Data section:
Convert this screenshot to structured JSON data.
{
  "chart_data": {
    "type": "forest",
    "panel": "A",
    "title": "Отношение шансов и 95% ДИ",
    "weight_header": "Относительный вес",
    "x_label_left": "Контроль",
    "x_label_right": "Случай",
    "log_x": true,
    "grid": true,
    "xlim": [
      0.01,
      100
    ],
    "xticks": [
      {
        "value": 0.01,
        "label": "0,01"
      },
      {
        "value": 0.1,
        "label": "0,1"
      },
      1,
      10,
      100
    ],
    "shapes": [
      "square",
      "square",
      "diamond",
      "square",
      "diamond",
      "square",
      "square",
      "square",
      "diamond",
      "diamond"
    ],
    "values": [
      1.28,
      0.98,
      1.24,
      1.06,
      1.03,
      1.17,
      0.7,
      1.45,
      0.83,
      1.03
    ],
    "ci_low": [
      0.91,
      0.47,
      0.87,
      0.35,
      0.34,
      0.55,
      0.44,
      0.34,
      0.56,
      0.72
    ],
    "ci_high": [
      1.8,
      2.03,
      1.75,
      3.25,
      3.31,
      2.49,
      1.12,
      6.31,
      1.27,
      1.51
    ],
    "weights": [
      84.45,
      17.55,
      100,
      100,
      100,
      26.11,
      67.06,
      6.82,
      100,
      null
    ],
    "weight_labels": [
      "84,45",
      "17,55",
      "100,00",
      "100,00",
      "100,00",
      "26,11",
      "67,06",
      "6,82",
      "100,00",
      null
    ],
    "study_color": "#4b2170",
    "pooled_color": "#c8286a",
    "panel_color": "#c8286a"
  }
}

Requirements: Extract the complete listing above, reproducing each line exactly.

Task output:
Convert this screenshot to structured JSON data.
{
  "chart_data": {
    "type": "forest",
    "panel": "A",
    "title": "Отношение шансов и 95% ДИ",
    "weight_header": "Относительный вес",
    "x_label_left": "Контроль",
    "x_label_right": "Случай",
    "log_x": true,
    "grid": true,
    "xlim": [
      0.01,
      100
    ],
    "xticks": [
      {
        "value": 0.01,
        "label": "0,01"
      },
      {
        "value": 0.1,
        "label": "0,1"
      },
      1,
      10,
      100
    ],
    "shapes": [
      "square",
      "square",
      "diamond",
      "square",
      "diamond",
      "square",
      "square",
      "square",
      "diamond",
      "diamond"
    ],
    "values": [
      1.28,
      0.98,
      1.24,
      1.06,
      1.03,
      1.17,
      0.7,
      1.45,
      0.83,
      1.03
    ],
    "ci_low": [
      0.91,
      0.47,
      0.87,
      0.35,
      0.34,
      0.55,
      0.44,
      0.34,
      0.56,
      0.72
    ],
    "ci_high": [
      1.8,
      2.03,
      1.75,
      3.25,
      3.31,
      2.49,
      1.12,
      6.31,
      1.27,
      1.51
    ],
    "weights": [
      84.45,
      17.55,
      100,
      100,
      100,
      26.11,
      67.06,
      6.82,
      100,
      null
    ],
    "weight_labels": [
      "84,45",
      "17,55",
      "100,00",
      "100,00",
      "100,00",
      "26,11",
      "67,06",
      "6,82",
      "100,00",
      null
    ],
    "study_color": "#4b2170",
    "pooled_color": "#c8286a",
    "panel_color": "#c8286a"
  }
}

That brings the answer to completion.